◆ **Problem to solve**:
Will you output all of the data below exactly, omitting the images?

* start Records for processing *

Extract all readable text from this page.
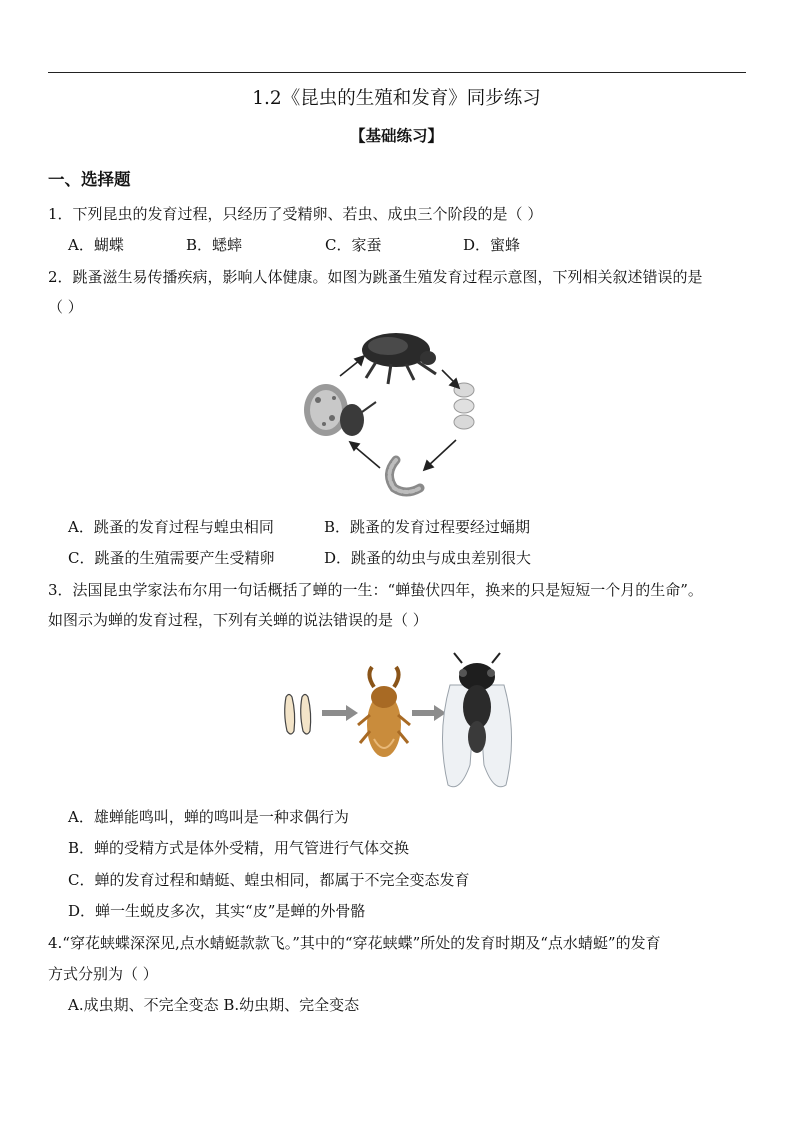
1.2《昆虫的生殖和发育》同步练习
【基础练习】
一、选择题
1．下列昆虫的发育过程，只经历了受精卵、若虫、成虫三个阶段的是（ ）
A．蝴蝶	B．蟋蟀	C．家蚕	D．蜜蜂
2．跳蚤滋生易传播疾病，影响人体健康。如图为跳蚤生殖发育过程示意图，下列相关叙述错误的是
（ ）
A．跳蚤的发育过程与蝗虫相同	B．跳蚤的发育过程要经过蛹期
C．跳蚤的生殖需要产生受精卵	D．跳蚤的幼虫与成虫差别很大
3．法国昆虫学家法布尔用一句话概括了蝉的一生：“蝉蛰伏四年，换来的只是短短一个月的生命”。
如图示为蝉的发育过程，下列有关蝉的说法错误的是（ ）
A．雄蝉能鸣叫，蝉的鸣叫是一种求偶行为
B．蝉的受精方式是体外受精，用气管进行气体交换
C．蝉的发育过程和蜻蜓、蝗虫相同，都属于不完全变态发育
D．蝉一生蜕皮多次，其实“皮”是蝉的外骨骼
4.“穿花蛱蝶深深见,点水蜻蜓款款飞。”其中的“穿花蛱蝶”所处的发育时期及“点水蜻蜓”的发育
方式分别为（ ）
A.成虫期、不完全变态 B.幼虫期、完全变态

* end Records for processing *

◆ **Answer to this problem**:
Extract all readable text from this page.
1.2《昆虫的生殖和发育》同步练习
【基础练习】
一、选择题
1．下列昆虫的发育过程，只经历了受精卵、若虫、成虫三个阶段的是（ ）
A．蝴蝶	B．蟋蟀	C．家蚕	D．蜜蜂
2．跳蚤滋生易传播疾病，影响人体健康。如图为跳蚤生殖发育过程示意图，下列相关叙述错误的是
（ ）
A．跳蚤的发育过程与蝗虫相同	B．跳蚤的发育过程要经过蛹期
C．跳蚤的生殖需要产生受精卵	D．跳蚤的幼虫与成虫差别很大
3．法国昆虫学家法布尔用一句话概括了蝉的一生：“蝉蛰伏四年，换来的只是短短一个月的生命”。
如图示为蝉的发育过程，下列有关蝉的说法错误的是（ ）
A．雄蝉能鸣叫，蝉的鸣叫是一种求偶行为
B．蝉的受精方式是体外受精，用气管进行气体交换
C．蝉的发育过程和蜻蜓、蝗虫相同，都属于不完全变态发育
D．蝉一生蜕皮多次，其实“皮”是蝉的外骨骼
4.“穿花蛱蝶深深见,点水蜻蜓款款飞。”其中的“穿花蛱蝶”所处的发育时期及“点水蜻蜓”的发育
方式分别为（ ）
A.成虫期、不完全变态 B.幼虫期、完全变态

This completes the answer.